Article >>
And Colin, Manzi’s “‘most important’ argument” is meretricius, relying as it does on a wholly manufactured ambiguity in the meaning of a single word.

I disagree, but, if you're right, Levin had a golden opportunity to turn Manzi's self-designated "most important argument" (on that point) against Manzi. Instead, Levin completely ignored it. He was too busy coming up with derisive jibes, apparently - just as you're very busy making, again, at length, arguments about AGW that are beyond the scope of Manzi's complaints against Levin. If Levin had made your arguments about AGW, in the way that you make them, then Manzi would have had a different post on Levin to put up, if any.

@ strangelet:
Manzi apologized, in a manner that looked to me to be quite sincere, for giving "offense," though he didn't specifically repent on the w-word - which was directed at Levin's work, not quite the same as being directed at Levin himself. In other words a non-wingnut might conceivably produce a work with elements of wingnuttery from time to time (even though the Bible does say that ye shall know them by their nuts).

I think it's plain what Manzi was attempting to do. Shake things up, following Douthat's "call." I think Manzi, as in the self-deprecating remark about going on in "excruciating detail" on the Krugman III post, is also conscious of the fact that he may sometimes go over people's heads, or fail to supply the drama that, say, a typical fan of Mark Levin feeds on, and that, as a result, his efforts to fight a drift into radicalism and closed-mindedness are sometimes ignored.

So the temptation is to put a little extra "oomph" in the ping just to make sure you get a reading back on the sonar. It was a bit daring - not storming a pillbox at Iwo Jima, but intellectually brave all the same - to take on "the Great One" at NRO, and in such terms. Precisely calibrating one's attack in such a situation - violent enough to make an impression, careful enough not to subvert itself - can be quite difficult, and sooner or later a writer may just say "to hell with it, here's my shot."

@ Joe NS:
Why would Manzi, in a critique narrowly focused on the mode of argumentation employed in a chapter of Levin's book, at a point more narrowly focused on a single argument deployed in that chapter, be obligated to assess the history of the IPCC reports and their endorsers?

Your comment is at 1290 words longer than Manzi's 1204-word post on Levin's book - yet manages only briefly to address the question under discussion here. You asked for an example of what I meant by Levin's failing to address Manzi's or other people's arguments at their strongest. I provided an example of Levin completely ignoring Manzi's "most important" argument, and instead focusing deceptively on his lesser argument. Levin's approach is disrespectful to Manzi, disrespectful to the reader, disrespectful to the subject, and disrespectful to himself. Protagoras can go fish.

Rows from a layout dataset:
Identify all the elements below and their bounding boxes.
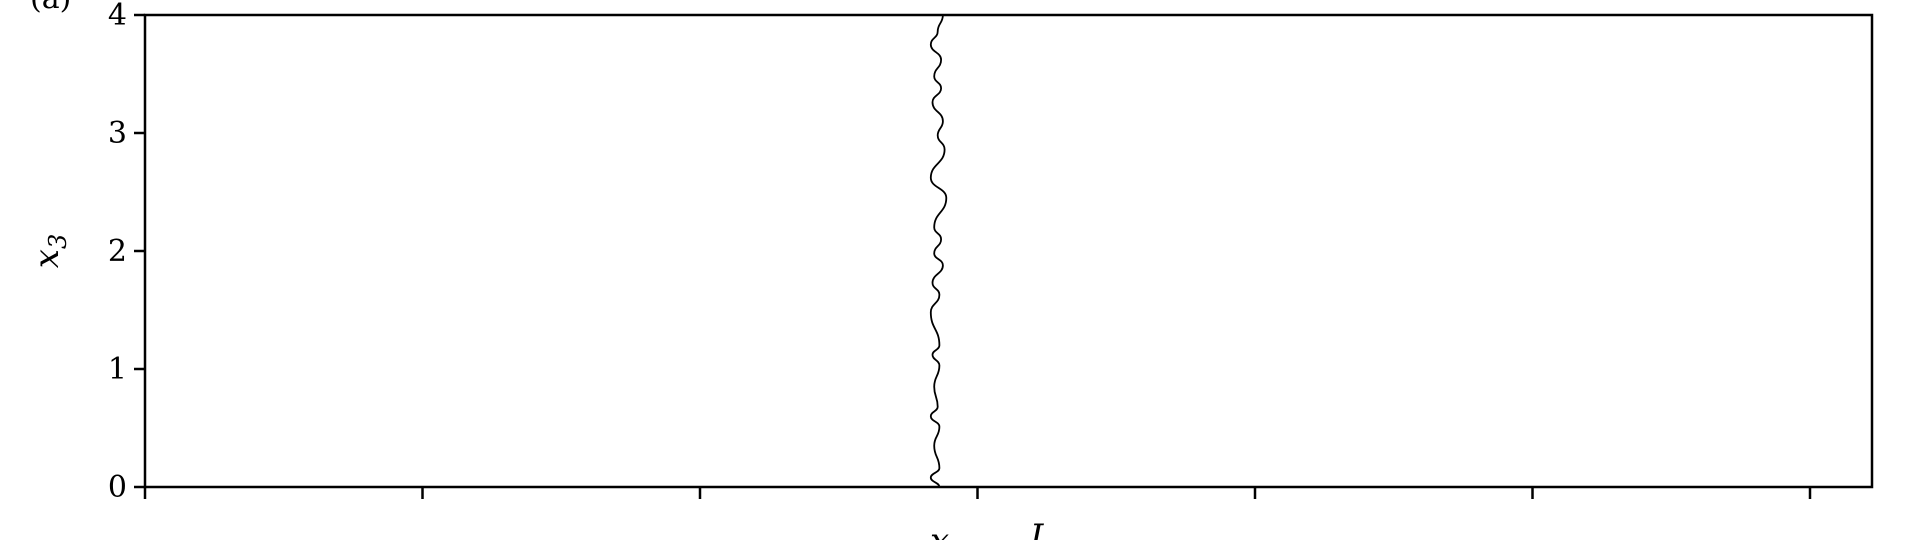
y-axis-ticks: 0 1 2 3 4 (108, 0, 145, 505)
x-axis-label-right: L (1029, 517, 1053, 540)
panel-label: (a) (30, 0, 71, 16)
series-line (929, 14, 948, 488)
plot-frame (143, 13, 1874, 489)
x-axis-label: x (930, 521, 949, 540)
y-tick-label-2: 2 (108, 234, 127, 269)
y-tick-label-0: 0 (108, 470, 127, 505)
y-axis-label: x3 (27, 234, 72, 268)
y-axis-label-subscript: 3 (44, 234, 72, 249)
x-axis-ticks (143, 487, 1812, 499)
y-tick-label-1: 1 (108, 352, 127, 387)
y-tick-label-4: 4 (108, 0, 127, 33)
y-axis-label-main: x (27, 249, 67, 268)
y-tick-label-3: 3 (108, 116, 127, 151)
svg-text:x3: x3 (27, 234, 72, 268)
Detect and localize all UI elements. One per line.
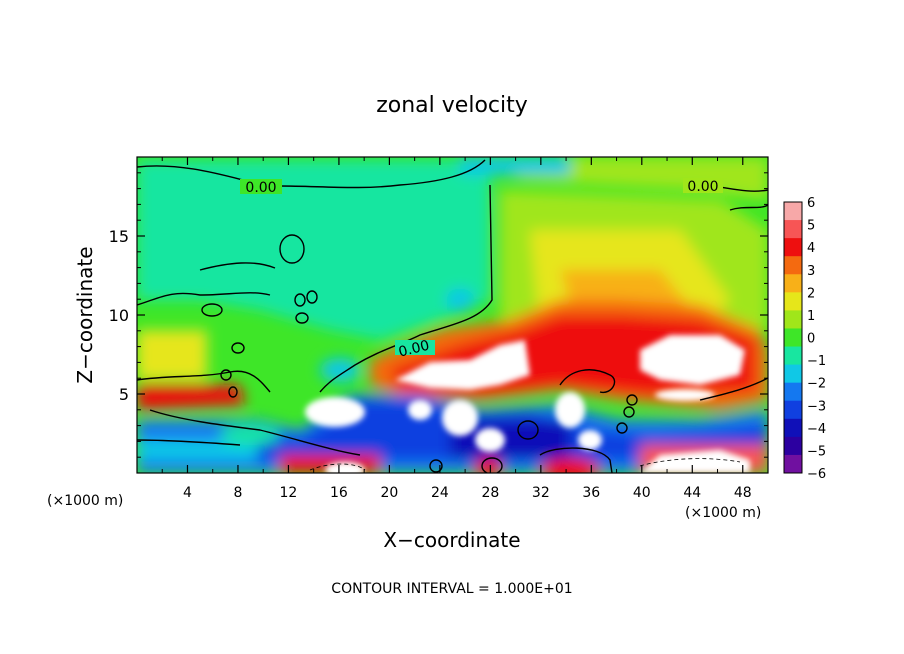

What you need to do >> Please list everything that the discussion says Levin's approach is disrespectful to.

Output below >> Manzi, the reader, the subject, and Levin himself.